MATERIAL PROVIDED:
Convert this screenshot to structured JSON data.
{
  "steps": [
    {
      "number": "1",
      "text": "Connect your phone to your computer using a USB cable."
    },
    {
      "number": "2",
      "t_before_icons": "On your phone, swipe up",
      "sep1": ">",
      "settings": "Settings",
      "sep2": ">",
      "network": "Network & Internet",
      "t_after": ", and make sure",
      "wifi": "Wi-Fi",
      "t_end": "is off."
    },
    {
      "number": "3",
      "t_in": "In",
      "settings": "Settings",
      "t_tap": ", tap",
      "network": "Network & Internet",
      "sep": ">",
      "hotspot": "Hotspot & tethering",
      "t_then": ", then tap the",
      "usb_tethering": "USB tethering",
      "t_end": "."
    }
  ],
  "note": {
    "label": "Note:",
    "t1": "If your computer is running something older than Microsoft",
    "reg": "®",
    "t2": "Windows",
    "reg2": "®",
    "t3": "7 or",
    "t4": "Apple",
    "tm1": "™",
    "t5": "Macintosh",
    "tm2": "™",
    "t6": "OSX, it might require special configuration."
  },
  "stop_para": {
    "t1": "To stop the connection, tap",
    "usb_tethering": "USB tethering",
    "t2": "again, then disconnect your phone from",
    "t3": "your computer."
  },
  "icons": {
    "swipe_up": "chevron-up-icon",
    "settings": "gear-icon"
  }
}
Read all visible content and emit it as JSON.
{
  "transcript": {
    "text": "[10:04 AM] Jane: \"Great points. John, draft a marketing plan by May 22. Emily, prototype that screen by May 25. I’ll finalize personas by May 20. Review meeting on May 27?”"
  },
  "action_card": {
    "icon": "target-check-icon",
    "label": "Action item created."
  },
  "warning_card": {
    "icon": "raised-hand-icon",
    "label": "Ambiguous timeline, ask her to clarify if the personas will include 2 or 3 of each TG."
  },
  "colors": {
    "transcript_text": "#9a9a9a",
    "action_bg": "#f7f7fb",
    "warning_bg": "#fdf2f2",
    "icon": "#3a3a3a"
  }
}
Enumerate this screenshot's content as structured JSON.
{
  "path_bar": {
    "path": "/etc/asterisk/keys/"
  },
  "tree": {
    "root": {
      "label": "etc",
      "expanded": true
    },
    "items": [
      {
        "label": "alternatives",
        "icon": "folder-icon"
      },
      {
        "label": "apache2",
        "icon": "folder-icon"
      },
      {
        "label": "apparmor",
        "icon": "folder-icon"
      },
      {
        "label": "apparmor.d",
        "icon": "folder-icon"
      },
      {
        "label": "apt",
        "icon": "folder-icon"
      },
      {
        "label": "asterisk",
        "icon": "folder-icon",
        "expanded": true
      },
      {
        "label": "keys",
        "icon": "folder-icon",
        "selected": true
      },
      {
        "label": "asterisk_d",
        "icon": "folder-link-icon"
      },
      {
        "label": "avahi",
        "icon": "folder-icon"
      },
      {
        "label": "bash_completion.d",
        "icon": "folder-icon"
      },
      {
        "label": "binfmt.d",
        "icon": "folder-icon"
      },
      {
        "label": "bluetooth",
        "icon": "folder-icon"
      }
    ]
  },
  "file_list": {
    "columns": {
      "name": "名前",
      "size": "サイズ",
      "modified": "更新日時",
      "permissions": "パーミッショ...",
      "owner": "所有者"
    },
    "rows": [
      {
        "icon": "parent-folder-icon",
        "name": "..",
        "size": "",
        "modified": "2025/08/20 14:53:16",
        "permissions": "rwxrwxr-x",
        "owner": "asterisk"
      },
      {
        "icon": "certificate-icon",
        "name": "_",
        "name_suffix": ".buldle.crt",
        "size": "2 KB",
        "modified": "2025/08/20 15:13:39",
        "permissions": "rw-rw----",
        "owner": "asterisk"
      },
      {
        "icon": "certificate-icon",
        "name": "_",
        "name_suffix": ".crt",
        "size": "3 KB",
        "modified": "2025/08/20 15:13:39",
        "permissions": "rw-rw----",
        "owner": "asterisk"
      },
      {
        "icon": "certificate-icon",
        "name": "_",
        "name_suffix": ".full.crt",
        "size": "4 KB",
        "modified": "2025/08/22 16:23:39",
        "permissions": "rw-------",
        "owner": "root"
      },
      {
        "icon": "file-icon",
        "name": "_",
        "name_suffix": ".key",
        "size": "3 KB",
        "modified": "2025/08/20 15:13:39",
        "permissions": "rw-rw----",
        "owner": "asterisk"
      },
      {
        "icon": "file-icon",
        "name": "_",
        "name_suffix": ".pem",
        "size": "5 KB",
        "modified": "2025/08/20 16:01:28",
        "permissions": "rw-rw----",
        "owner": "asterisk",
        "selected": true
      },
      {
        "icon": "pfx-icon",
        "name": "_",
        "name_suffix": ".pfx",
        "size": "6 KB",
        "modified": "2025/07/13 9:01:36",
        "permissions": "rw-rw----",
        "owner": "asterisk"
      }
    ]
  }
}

TASK OBJECTIVE: Transcribe every entry exactly, omitting nothing.

OUTPUT FOR THIS TASK:
Convert this screenshot to structured JSON data.
{
  "steps": [
    {
      "number": "1",
      "text": "Connect your phone to your computer using a USB cable."
    },
    {
      "number": "2",
      "t_before_icons": "On your phone, swipe up",
      "sep1": ">",
      "settings": "Settings",
      "sep2": ">",
      "network": "Network & Internet",
      "t_after": ", and make sure",
      "wifi": "Wi-Fi",
      "t_end": "is off."
    },
    {
      "number": "3",
      "t_in": "In",
      "settings": "Settings",
      "t_tap": ", tap",
      "network": "Network & Internet",
      "sep": ">",
      "hotspot": "Hotspot & tethering",
      "t_then": ", then tap the",
      "usb_tethering": "USB tethering",
      "t_end": "."
    }
  ],
  "note": {
    "label": "Note:",
    "t1": "If your computer is running something older than Microsoft",
    "reg": "®",
    "t2": "Windows",
    "reg2": "®",
    "t3": "7 or",
    "t4": "Apple",
    "tm1": "™",
    "t5": "Macintosh",
    "tm2": "™",
    "t6": "OSX, it might require special configuration."
  },
  "stop_para": {
    "t1": "To stop the connection, tap",
    "usb_tethering": "USB tethering",
    "t2": "again, then disconnect your phone from",
    "t3": "your computer."
  },
  "icons": {
    "swipe_up": "chevron-up-icon",
    "settings": "gear-icon"
  }
}
Read all visible content and emit it as JSON.
{
  "transcript": {
    "text": "[10:04 AM] Jane: \"Great points. John, draft a marketing plan by May 22. Emily, prototype that screen by May 25. I’ll finalize personas by May 20. Review meeting on May 27?”"
  },
  "action_card": {
    "icon": "target-check-icon",
    "label": "Action item created."
  },
  "warning_card": {
    "icon": "raised-hand-icon",
    "label": "Ambiguous timeline, ask her to clarify if the personas will include 2 or 3 of each TG."
  },
  "colors": {
    "transcript_text": "#9a9a9a",
    "action_bg": "#f7f7fb",
    "warning_bg": "#fdf2f2",
    "icon": "#3a3a3a"
  }
}
Enumerate this screenshot's content as structured JSON.
{
  "path_bar": {
    "path": "/etc/asterisk/keys/"
  },
  "tree": {
    "root": {
      "label": "etc",
      "expanded": true
    },
    "items": [
      {
        "label": "alternatives",
        "icon": "folder-icon"
      },
      {
        "label": "apache2",
        "icon": "folder-icon"
      },
      {
        "label": "apparmor",
        "icon": "folder-icon"
      },
      {
        "label": "apparmor.d",
        "icon": "folder-icon"
      },
      {
        "label": "apt",
        "icon": "folder-icon"
      },
      {
        "label": "asterisk",
        "icon": "folder-icon",
        "expanded": true
      },
      {
        "label": "keys",
        "icon": "folder-icon",
        "selected": true
      },
      {
        "label": "asterisk_d",
        "icon": "folder-link-icon"
      },
      {
        "label": "avahi",
        "icon": "folder-icon"
      },
      {
        "label": "bash_completion.d",
        "icon": "folder-icon"
      },
      {
        "label": "binfmt.d",
        "icon": "folder-icon"
      },
      {
        "label": "bluetooth",
        "icon": "folder-icon"
      }
    ]
  },
  "file_list": {
    "columns": {
      "name": "名前",
      "size": "サイズ",
      "modified": "更新日時",
      "permissions": "パーミッショ...",
      "owner": "所有者"
    },
    "rows": [
      {
        "icon": "parent-folder-icon",
        "name": "..",
        "size": "",
        "modified": "2025/08/20 14:53:16",
        "permissions": "rwxrwxr-x",
        "owner": "asterisk"
      },
      {
        "icon": "certificate-icon",
        "name": "_",
        "name_suffix": ".buldle.crt",
        "size": "2 KB",
        "modified": "2025/08/20 15:13:39",
        "permissions": "rw-rw----",
        "owner": "asterisk"
      },
      {
        "icon": "certificate-icon",
        "name": "_",
        "name_suffix": ".crt",
        "size": "3 KB",
        "modified": "2025/08/20 15:13:39",
        "permissions": "rw-rw----",
        "owner": "asterisk"
      },
      {
        "icon": "certificate-icon",
        "name": "_",
        "name_suffix": ".full.crt",
        "size": "4 KB",
        "modified": "2025/08/22 16:23:39",
        "permissions": "rw-------",
        "owner": "root"
      },
      {
        "icon": "file-icon",
        "name": "_",
        "name_suffix": ".key",
        "size": "3 KB",
        "modified": "2025/08/20 15:13:39",
        "permissions": "rw-rw----",
        "owner": "asterisk"
      },
      {
        "icon": "file-icon",
        "name": "_",
        "name_suffix": ".pem",
        "size": "5 KB",
        "modified": "2025/08/20 16:01:28",
        "permissions": "rw-rw----",
        "owner": "asterisk",
        "selected": true
      },
      {
        "icon": "pfx-icon",
        "name": "_",
        "name_suffix": ".pfx",
        "size": "6 KB",
        "modified": "2025/07/13 9:01:36",
        "permissions": "rw-rw----",
        "owner": "asterisk"
      }
    ]
  }
}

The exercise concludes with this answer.